PROBLEM TO SOLVE: Counting only lines that hold "name", give the total and nothing more.
-------- RAW DATA
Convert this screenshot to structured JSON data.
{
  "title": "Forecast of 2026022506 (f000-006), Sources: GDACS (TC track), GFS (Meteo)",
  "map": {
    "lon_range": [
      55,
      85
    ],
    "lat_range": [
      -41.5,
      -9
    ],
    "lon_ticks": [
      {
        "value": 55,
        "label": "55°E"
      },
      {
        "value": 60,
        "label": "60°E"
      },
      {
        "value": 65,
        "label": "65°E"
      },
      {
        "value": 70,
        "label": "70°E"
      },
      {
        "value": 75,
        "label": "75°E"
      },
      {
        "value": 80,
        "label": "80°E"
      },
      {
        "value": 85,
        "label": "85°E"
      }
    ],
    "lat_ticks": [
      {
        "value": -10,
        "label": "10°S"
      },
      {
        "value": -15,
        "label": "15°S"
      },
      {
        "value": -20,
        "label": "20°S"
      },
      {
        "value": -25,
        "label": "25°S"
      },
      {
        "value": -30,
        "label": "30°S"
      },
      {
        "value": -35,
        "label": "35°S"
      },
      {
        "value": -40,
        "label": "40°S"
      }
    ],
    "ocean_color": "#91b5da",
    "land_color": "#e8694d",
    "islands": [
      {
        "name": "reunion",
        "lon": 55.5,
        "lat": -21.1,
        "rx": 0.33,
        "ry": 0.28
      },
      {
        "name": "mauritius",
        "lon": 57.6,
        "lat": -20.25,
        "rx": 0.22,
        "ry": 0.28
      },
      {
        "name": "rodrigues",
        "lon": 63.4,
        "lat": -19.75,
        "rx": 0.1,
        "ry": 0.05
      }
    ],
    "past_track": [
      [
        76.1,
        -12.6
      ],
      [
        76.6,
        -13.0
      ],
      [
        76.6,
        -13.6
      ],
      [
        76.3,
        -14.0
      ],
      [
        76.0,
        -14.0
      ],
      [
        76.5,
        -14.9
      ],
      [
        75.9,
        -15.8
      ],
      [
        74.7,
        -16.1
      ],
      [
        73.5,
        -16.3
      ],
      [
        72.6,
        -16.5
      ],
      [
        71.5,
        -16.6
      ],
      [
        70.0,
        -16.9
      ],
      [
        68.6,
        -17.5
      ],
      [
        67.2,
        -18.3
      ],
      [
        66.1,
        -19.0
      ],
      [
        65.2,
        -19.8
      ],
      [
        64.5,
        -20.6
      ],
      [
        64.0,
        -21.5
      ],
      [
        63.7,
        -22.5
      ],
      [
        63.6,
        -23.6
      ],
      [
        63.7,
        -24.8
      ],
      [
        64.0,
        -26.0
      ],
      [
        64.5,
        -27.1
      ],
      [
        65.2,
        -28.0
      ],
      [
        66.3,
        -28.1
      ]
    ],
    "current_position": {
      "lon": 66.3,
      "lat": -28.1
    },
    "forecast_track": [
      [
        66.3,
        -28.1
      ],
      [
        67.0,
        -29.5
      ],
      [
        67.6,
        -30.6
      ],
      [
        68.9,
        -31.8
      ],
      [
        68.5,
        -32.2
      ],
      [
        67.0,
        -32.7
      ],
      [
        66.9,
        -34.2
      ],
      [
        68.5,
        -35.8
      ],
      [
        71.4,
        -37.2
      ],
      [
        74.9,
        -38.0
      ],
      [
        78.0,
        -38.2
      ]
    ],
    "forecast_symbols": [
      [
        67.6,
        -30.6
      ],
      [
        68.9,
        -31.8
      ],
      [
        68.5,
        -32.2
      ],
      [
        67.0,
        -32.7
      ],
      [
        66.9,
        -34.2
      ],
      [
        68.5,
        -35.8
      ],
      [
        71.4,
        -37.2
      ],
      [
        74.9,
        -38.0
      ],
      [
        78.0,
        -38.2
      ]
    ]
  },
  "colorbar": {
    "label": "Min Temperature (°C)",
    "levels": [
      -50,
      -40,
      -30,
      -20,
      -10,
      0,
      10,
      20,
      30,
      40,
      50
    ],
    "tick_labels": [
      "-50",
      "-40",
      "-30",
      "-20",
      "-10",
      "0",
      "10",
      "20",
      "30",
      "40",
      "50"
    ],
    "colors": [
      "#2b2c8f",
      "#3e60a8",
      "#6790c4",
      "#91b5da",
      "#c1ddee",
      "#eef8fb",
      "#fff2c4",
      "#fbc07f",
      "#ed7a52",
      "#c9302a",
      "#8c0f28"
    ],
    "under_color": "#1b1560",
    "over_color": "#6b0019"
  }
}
----------------
WRITTEN SOLUTION: 3